> **Objective**: Copy every entry word for word. Skip the pictures.

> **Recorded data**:
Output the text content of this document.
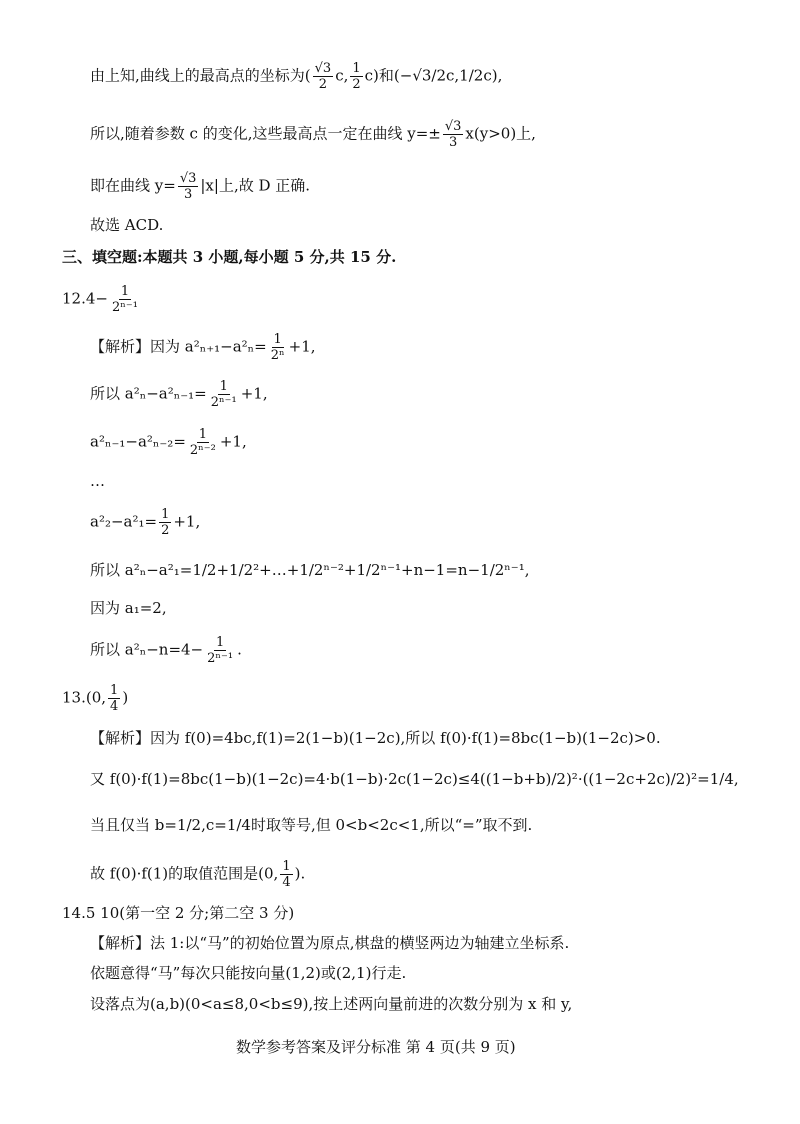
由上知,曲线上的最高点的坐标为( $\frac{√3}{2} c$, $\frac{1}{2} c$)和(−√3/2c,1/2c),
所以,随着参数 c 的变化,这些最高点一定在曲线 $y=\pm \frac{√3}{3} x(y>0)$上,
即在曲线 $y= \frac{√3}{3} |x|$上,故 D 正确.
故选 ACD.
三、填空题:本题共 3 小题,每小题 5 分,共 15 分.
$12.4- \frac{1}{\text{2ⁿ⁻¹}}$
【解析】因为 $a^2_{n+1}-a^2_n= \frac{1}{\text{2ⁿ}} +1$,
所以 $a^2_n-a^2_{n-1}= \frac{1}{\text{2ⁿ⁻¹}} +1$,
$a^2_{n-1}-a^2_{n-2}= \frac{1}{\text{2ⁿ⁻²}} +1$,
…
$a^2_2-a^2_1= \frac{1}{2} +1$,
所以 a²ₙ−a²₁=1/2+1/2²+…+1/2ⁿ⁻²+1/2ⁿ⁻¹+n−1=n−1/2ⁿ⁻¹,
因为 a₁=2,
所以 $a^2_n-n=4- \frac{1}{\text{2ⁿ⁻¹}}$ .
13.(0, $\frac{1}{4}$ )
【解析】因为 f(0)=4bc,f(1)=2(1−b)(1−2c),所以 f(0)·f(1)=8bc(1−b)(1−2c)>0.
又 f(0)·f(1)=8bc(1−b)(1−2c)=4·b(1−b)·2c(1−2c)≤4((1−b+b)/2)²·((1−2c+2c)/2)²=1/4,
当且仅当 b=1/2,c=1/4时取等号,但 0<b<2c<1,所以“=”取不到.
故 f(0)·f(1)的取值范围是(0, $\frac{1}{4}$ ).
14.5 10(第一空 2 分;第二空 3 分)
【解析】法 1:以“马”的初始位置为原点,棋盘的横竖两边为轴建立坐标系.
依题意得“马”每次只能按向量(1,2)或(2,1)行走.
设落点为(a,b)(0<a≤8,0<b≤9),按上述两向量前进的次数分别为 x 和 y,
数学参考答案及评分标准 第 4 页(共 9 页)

> **Result of this task**:
Output the text content of this document.
由上知,曲线上的最高点的坐标为( $\frac{√3}{2} c$, $\frac{1}{2} c$)和(−√3/2c,1/2c),
所以,随着参数 c 的变化,这些最高点一定在曲线 $y=\pm \frac{√3}{3} x(y>0)$上,
即在曲线 $y= \frac{√3}{3} |x|$上,故 D 正确.
故选 ACD.
三、填空题:本题共 3 小题,每小题 5 分,共 15 分.
$12.4- \frac{1}{\text{2ⁿ⁻¹}}$
【解析】因为 $a^2_{n+1}-a^2_n= \frac{1}{\text{2ⁿ}} +1$,
所以 $a^2_n-a^2_{n-1}= \frac{1}{\text{2ⁿ⁻¹}} +1$,
$a^2_{n-1}-a^2_{n-2}= \frac{1}{\text{2ⁿ⁻²}} +1$,
…
$a^2_2-a^2_1= \frac{1}{2} +1$,
所以 a²ₙ−a²₁=1/2+1/2²+…+1/2ⁿ⁻²+1/2ⁿ⁻¹+n−1=n−1/2ⁿ⁻¹,
因为 a₁=2,
所以 $a^2_n-n=4- \frac{1}{\text{2ⁿ⁻¹}}$ .
13.(0, $\frac{1}{4}$ )
【解析】因为 f(0)=4bc,f(1)=2(1−b)(1−2c),所以 f(0)·f(1)=8bc(1−b)(1−2c)>0.
又 f(0)·f(1)=8bc(1−b)(1−2c)=4·b(1−b)·2c(1−2c)≤4((1−b+b)/2)²·((1−2c+2c)/2)²=1/4,
当且仅当 b=1/2,c=1/4时取等号,但 0<b<2c<1,所以“=”取不到.
故 f(0)·f(1)的取值范围是(0, $\frac{1}{4}$ ).
14.5 10(第一空 2 分;第二空 3 分)
【解析】法 1:以“马”的初始位置为原点,棋盘的横竖两边为轴建立坐标系.
依题意得“马”每次只能按向量(1,2)或(2,1)行走.
设落点为(a,b)(0<a≤8,0<b≤9),按上述两向量前进的次数分别为 x 和 y,
数学参考答案及评分标准 第 4 页(共 9 页)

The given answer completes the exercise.